#### EXERCISE:
Reproduce the passage on offers of proof below in full, word for word.

#### PAGE TEXT:
QUOTED FROM ILLINOIS INSTITUTE FOR CONTINUING LEGAL EDUCATION  9 — 35

EVIDENTIARY MOTIONS AT TRIAL §9.48

 

 

  1. “Offers of proof are technically not evidentiary motions but rather serve as a sort of narrative insurance policy for appeal. Offers of proof are designed to preserve the record and guarantee that testimony that is not allowed is at least previewed for the appellate court. The purpose of offers of proof is discussed in Lagestee v. Days Inn Management Co., 303 Ill.App.3d 935, 709 N.E.2d 270, 237 Ill.Dec. 284 (1st Dist. 1999). Lagestee followed previous holdings that offers of proof are made to disclose to opposing counsel and the trial court the substance of excluded evidence and to enable the reviewing court to determine whether the trial court committed error thereon. It should be noted that unlike most of the motions made at trial, a motion to make an offer of proof is not subject to the discretion of the court. It has been held in People v. Richmond, 201 Ill.App.3d 130, 559 N.E.2d 302, 147 Ill.Dec. 302 (4th Dist. 1990), that trial courts are required to permit counsel to make offers of proof. Refusal to permit an offer may constitute error. However, refusal of an offer is not error if the suggested testimony is not relevant.

#### DATASET SECTION:
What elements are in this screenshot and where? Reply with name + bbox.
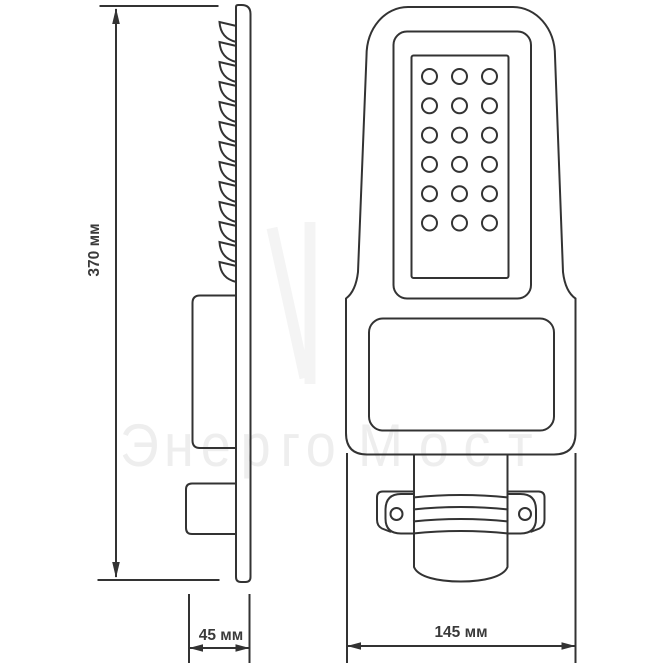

#### THE OUTPUT:
QUOTED FROM ILLINOIS INSTITUTE FOR CONTINUING LEGAL EDUCATION  9 — 35

EVIDENTIARY MOTIONS AT TRIAL §9.48

 

 

  1. “Offers of proof are technically not evidentiary motions but rather serve as a sort of narrative insurance policy for appeal. Offers of proof are designed to preserve the record and guarantee that testimony that is not allowed is at least previewed for the appellate court. The purpose of offers of proof is discussed in Lagestee v. Days Inn Management Co., 303 Ill.App.3d 935, 709 N.E.2d 270, 237 Ill.Dec. 284 (1st Dist. 1999). Lagestee followed previous holdings that offers of proof are made to disclose to opposing counsel and the trial court the substance of excluded evidence and to enable the reviewing court to determine whether the trial court committed error thereon. It should be noted that unlike most of the motions made at trial, a motion to make an offer of proof is not subject to the discretion of the court. It has been held in People v. Richmond, 201 Ill.App.3d 130, 559 N.E.2d 302, 147 Ill.Dec. 302 (4th Dist. 1990), that trial courts are required to permit counsel to make offers of proof. Refusal to permit an offer may constitute error. However, refusal of an offer is not error if the suggested testimony is not relevant.